| What the task asks |
Show each line from the items below that contains the word "UNITED".

Region and label listings
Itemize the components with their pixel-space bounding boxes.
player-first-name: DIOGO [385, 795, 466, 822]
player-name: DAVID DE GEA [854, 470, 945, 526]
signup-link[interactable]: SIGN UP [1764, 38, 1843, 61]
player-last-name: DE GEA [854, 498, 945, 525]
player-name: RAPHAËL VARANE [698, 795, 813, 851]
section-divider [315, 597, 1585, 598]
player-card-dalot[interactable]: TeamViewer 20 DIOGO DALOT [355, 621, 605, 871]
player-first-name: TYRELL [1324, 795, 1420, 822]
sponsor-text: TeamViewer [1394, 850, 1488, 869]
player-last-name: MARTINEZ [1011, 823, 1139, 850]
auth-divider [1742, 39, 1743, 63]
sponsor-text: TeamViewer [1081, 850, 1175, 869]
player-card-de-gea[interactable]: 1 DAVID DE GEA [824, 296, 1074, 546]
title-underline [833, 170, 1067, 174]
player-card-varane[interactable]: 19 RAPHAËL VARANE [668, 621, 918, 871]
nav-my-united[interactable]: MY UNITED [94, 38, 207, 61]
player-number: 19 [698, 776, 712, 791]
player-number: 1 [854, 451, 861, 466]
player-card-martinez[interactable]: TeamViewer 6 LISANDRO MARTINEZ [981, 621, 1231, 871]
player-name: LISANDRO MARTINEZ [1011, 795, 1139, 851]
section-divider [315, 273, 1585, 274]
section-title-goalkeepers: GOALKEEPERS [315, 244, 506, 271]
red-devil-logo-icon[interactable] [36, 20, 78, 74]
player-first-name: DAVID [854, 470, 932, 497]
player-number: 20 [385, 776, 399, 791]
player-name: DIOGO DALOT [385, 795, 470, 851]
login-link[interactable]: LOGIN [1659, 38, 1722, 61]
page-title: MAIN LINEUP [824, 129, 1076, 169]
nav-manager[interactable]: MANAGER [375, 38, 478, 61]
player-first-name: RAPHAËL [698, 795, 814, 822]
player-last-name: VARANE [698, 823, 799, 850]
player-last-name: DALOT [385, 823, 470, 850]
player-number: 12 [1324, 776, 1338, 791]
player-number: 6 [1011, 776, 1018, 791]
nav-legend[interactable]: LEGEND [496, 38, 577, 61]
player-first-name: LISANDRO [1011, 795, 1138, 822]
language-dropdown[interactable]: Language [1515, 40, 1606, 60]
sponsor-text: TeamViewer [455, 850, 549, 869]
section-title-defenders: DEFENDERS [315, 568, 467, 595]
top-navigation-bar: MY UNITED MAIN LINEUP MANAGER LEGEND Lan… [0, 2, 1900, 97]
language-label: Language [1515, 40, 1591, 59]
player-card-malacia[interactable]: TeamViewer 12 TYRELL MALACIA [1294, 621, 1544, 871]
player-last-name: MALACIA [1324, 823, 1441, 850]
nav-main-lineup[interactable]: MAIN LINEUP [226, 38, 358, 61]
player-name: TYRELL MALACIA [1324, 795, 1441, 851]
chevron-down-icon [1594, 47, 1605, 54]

| Written answer |
nav-my-united[interactable]: MY UNITED [94, 38, 207, 61]
top-navigation-bar: MY UNITED MAIN LINEUP MANAGER LEGEND Lan… [0, 2, 1900, 97]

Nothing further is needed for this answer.